#### [Task brief]
Images are to be left out; everything else in the records gets copied exactly.

#### [Given records]
^^^^
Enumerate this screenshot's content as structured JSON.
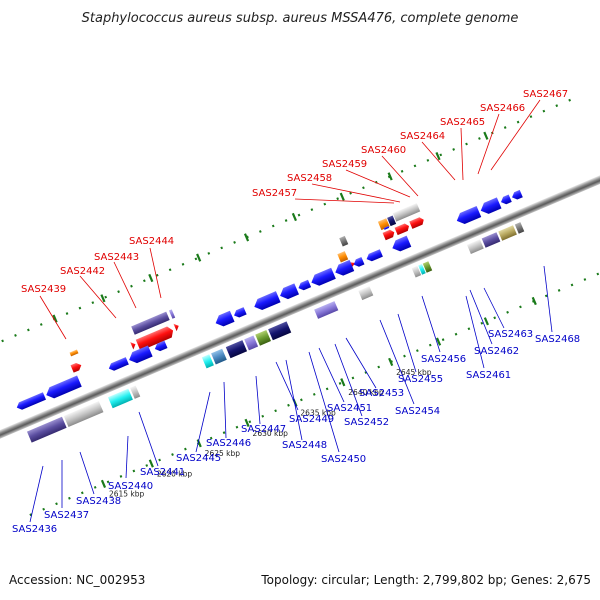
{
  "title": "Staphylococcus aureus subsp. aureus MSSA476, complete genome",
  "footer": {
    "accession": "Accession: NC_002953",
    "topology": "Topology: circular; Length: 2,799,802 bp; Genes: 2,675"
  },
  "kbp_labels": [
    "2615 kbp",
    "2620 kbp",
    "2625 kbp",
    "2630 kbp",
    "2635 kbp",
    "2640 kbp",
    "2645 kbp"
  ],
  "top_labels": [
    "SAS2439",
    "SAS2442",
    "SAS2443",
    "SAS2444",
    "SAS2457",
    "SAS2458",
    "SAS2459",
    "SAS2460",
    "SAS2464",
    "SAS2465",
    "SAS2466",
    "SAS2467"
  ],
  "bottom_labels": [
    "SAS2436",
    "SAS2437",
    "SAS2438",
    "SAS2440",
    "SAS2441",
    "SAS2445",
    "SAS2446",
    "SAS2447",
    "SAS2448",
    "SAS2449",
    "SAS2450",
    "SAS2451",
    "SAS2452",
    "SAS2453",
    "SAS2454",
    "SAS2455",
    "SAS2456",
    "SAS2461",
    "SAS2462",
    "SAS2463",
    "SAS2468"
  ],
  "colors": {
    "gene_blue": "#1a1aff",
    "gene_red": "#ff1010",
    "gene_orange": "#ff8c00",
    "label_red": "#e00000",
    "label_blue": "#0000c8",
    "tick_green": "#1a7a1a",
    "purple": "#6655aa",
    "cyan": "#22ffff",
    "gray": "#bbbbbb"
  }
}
^^^^
#### [Exercise result]
Enumerate this screenshot's content as structured JSON.
{
  "title": "Staphylococcus aureus subsp. aureus MSSA476, complete genome",
  "footer": {
    "accession": "Accession: NC_002953",
    "topology": "Topology: circular; Length: 2,799,802 bp; Genes: 2,675"
  },
  "kbp_labels": [
    "2615 kbp",
    "2620 kbp",
    "2625 kbp",
    "2630 kbp",
    "2635 kbp",
    "2640 kbp",
    "2645 kbp"
  ],
  "top_labels": [
    "SAS2439",
    "SAS2442",
    "SAS2443",
    "SAS2444",
    "SAS2457",
    "SAS2458",
    "SAS2459",
    "SAS2460",
    "SAS2464",
    "SAS2465",
    "SAS2466",
    "SAS2467"
  ],
  "bottom_labels": [
    "SAS2436",
    "SAS2437",
    "SAS2438",
    "SAS2440",
    "SAS2441",
    "SAS2445",
    "SAS2446",
    "SAS2447",
    "SAS2448",
    "SAS2449",
    "SAS2450",
    "SAS2451",
    "SAS2452",
    "SAS2453",
    "SAS2454",
    "SAS2455",
    "SAS2456",
    "SAS2461",
    "SAS2462",
    "SAS2463",
    "SAS2468"
  ],
  "colors": {
    "gene_blue": "#1a1aff",
    "gene_red": "#ff1010",
    "gene_orange": "#ff8c00",
    "label_red": "#e00000",
    "label_blue": "#0000c8",
    "tick_green": "#1a7a1a",
    "purple": "#6655aa",
    "cyan": "#22ffff",
    "gray": "#bbbbbb"
  }
}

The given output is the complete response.